● Directions: Extract the records in full, leaving every picture out.

● Task input:

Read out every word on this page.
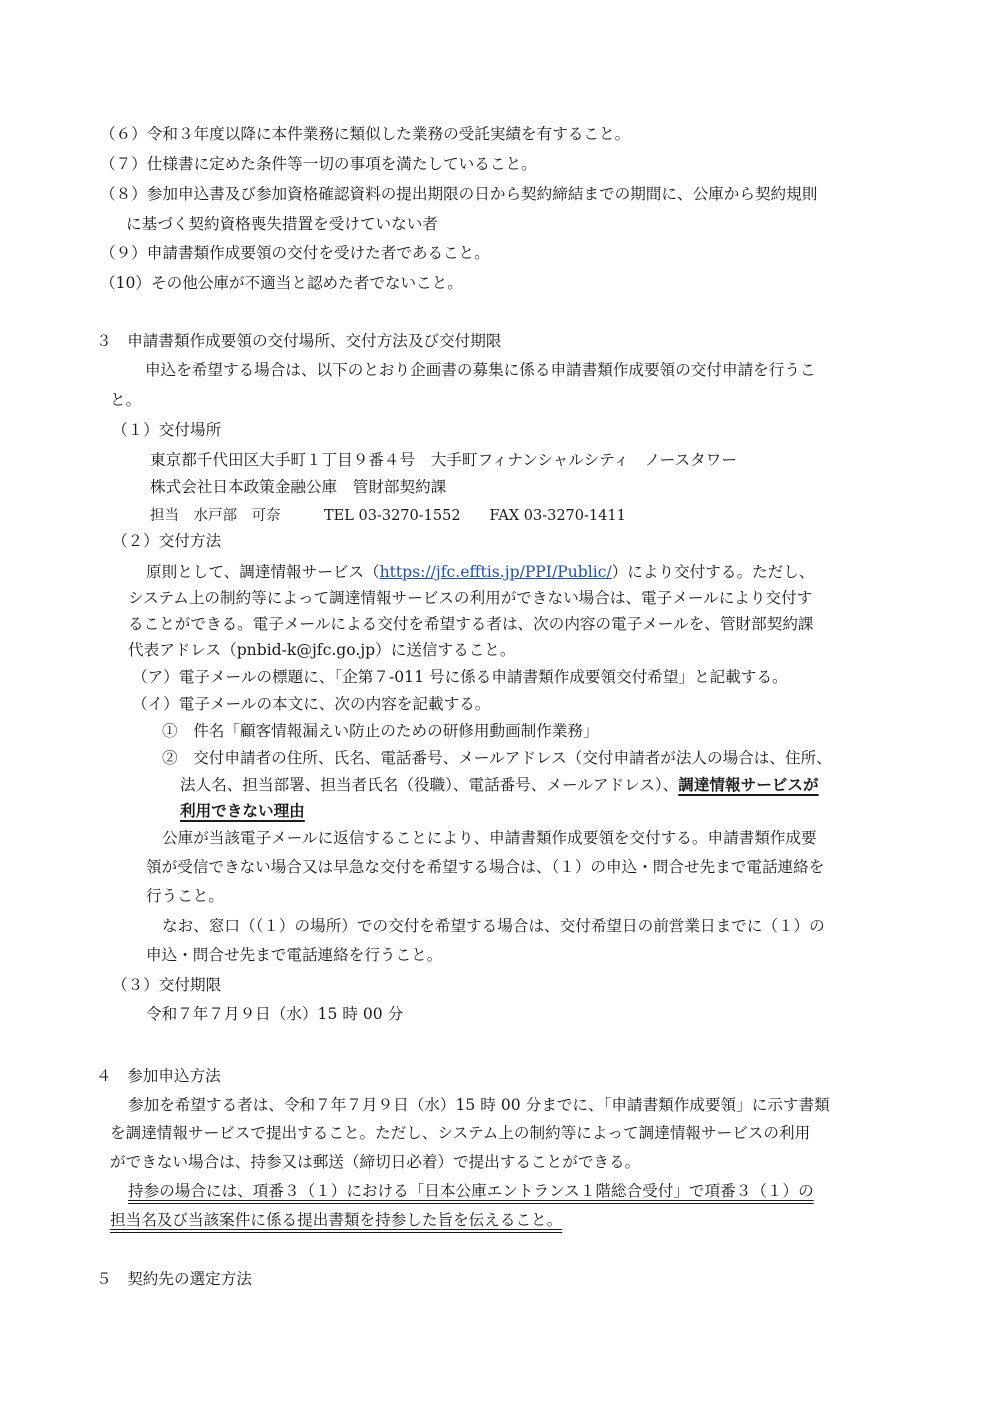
（６）令和３年度以降に本件業務に類似した業務の受託実績を有すること。
（７）仕様書に定めた条件等一切の事項を満たしていること。
（８）参加申込書及び参加資格確認資料の提出期限の日から契約締結までの期間に、公庫から契約規則
に基づく契約資格喪失措置を受けていない者
（９）申請書類作成要領の交付を受けた者であること。
（10）その他公庫が不適当と認めた者でないこと。
３　申請書類作成要領の交付場所、交付方法及び交付期限
申込を希望する場合は、以下のとおり企画書の募集に係る申請書類作成要領の交付申請を行うこ
と。
（１）交付場所
東京都千代田区大手町１丁目９番４号　大手町フィナンシャルシティ　ノースタワー
株式会社日本政策金融公庫　管財部契約課
担当　水戸部　可奈　　　TEL 03-3270-1552　　FAX 03-3270-1411
（２）交付方法
原則として、調達情報サービス（https://jfc.efftis.jp/PPI/Public/）により交付する。ただし、
システム上の制約等によって調達情報サービスの利用ができない場合は、電子メールにより交付す
ることができる。電子メールによる交付を希望する者は、次の内容の電子メールを、管財部契約課
代表アドレス（pnbid-k@jfc.go.jp）に送信すること。
（ア）電子メールの標題に、「企第７-011 号に係る申請書類作成要領交付希望」と記載する。
（イ）電子メールの本文に、次の内容を記載する。
①　件名「顧客情報漏えい防止のための研修用動画制作業務」
②　交付申請者の住所、氏名、電話番号、メールアドレス（交付申請者が法人の場合は、住所、
法人名、担当部署、担当者氏名（役職）、電話番号、メールアドレス）、調達情報サービスが
利用できない理由
公庫が当該電子メールに返信することにより、申請書類作成要領を交付する。申請書類作成要
領が受信できない場合又は早急な交付を希望する場合は、（１）の申込・問合せ先まで電話連絡を
行うこと。
なお、窓口（（１）の場所）での交付を希望する場合は、交付希望日の前営業日までに（１）の
申込・問合せ先まで電話連絡を行うこと。
（３）交付期限
令和７年７月９日（水）15 時 00 分
４　参加申込方法
参加を希望する者は、令和７年７月９日（水）15 時 00 分までに、「申請書類作成要領」に示す書類
を調達情報サービスで提出すること。ただし、システム上の制約等によって調達情報サービスの利用
ができない場合は、持参又は郵送（締切日必着）で提出することができる。
持参の場合には、項番３（１）における「日本公庫エントランス１階総合受付」で項番３（１）の
担当名及び当該案件に係る提出書類を持参した旨を伝えること。
５　契約先の選定方法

● Final result:
Read out every word on this page.
（６）令和３年度以降に本件業務に類似した業務の受託実績を有すること。
（７）仕様書に定めた条件等一切の事項を満たしていること。
（８）参加申込書及び参加資格確認資料の提出期限の日から契約締結までの期間に、公庫から契約規則
に基づく契約資格喪失措置を受けていない者
（９）申請書類作成要領の交付を受けた者であること。
（10）その他公庫が不適当と認めた者でないこと。
３　申請書類作成要領の交付場所、交付方法及び交付期限
申込を希望する場合は、以下のとおり企画書の募集に係る申請書類作成要領の交付申請を行うこ
と。
（１）交付場所
東京都千代田区大手町１丁目９番４号　大手町フィナンシャルシティ　ノースタワー
株式会社日本政策金融公庫　管財部契約課
担当　水戸部　可奈　　　TEL 03-3270-1552　　FAX 03-3270-1411
（２）交付方法
原則として、調達情報サービス（https://jfc.efftis.jp/PPI/Public/）により交付する。ただし、
システム上の制約等によって調達情報サービスの利用ができない場合は、電子メールにより交付す
ることができる。電子メールによる交付を希望する者は、次の内容の電子メールを、管財部契約課
代表アドレス（pnbid-k@jfc.go.jp）に送信すること。
（ア）電子メールの標題に、「企第７-011 号に係る申請書類作成要領交付希望」と記載する。
（イ）電子メールの本文に、次の内容を記載する。
①　件名「顧客情報漏えい防止のための研修用動画制作業務」
②　交付申請者の住所、氏名、電話番号、メールアドレス（交付申請者が法人の場合は、住所、
法人名、担当部署、担当者氏名（役職）、電話番号、メールアドレス）、調達情報サービスが
利用できない理由
公庫が当該電子メールに返信することにより、申請書類作成要領を交付する。申請書類作成要
領が受信できない場合又は早急な交付を希望する場合は、（１）の申込・問合せ先まで電話連絡を
行うこと。
なお、窓口（（１）の場所）での交付を希望する場合は、交付希望日の前営業日までに（１）の
申込・問合せ先まで電話連絡を行うこと。
（３）交付期限
令和７年７月９日（水）15 時 00 分
４　参加申込方法
参加を希望する者は、令和７年７月９日（水）15 時 00 分までに、「申請書類作成要領」に示す書類
を調達情報サービスで提出すること。ただし、システム上の制約等によって調達情報サービスの利用
ができない場合は、持参又は郵送（締切日必着）で提出することができる。
持参の場合には、項番３（１）における「日本公庫エントランス１階総合受付」で項番３（１）の
担当名及び当該案件に係る提出書類を持参した旨を伝えること。
５　契約先の選定方法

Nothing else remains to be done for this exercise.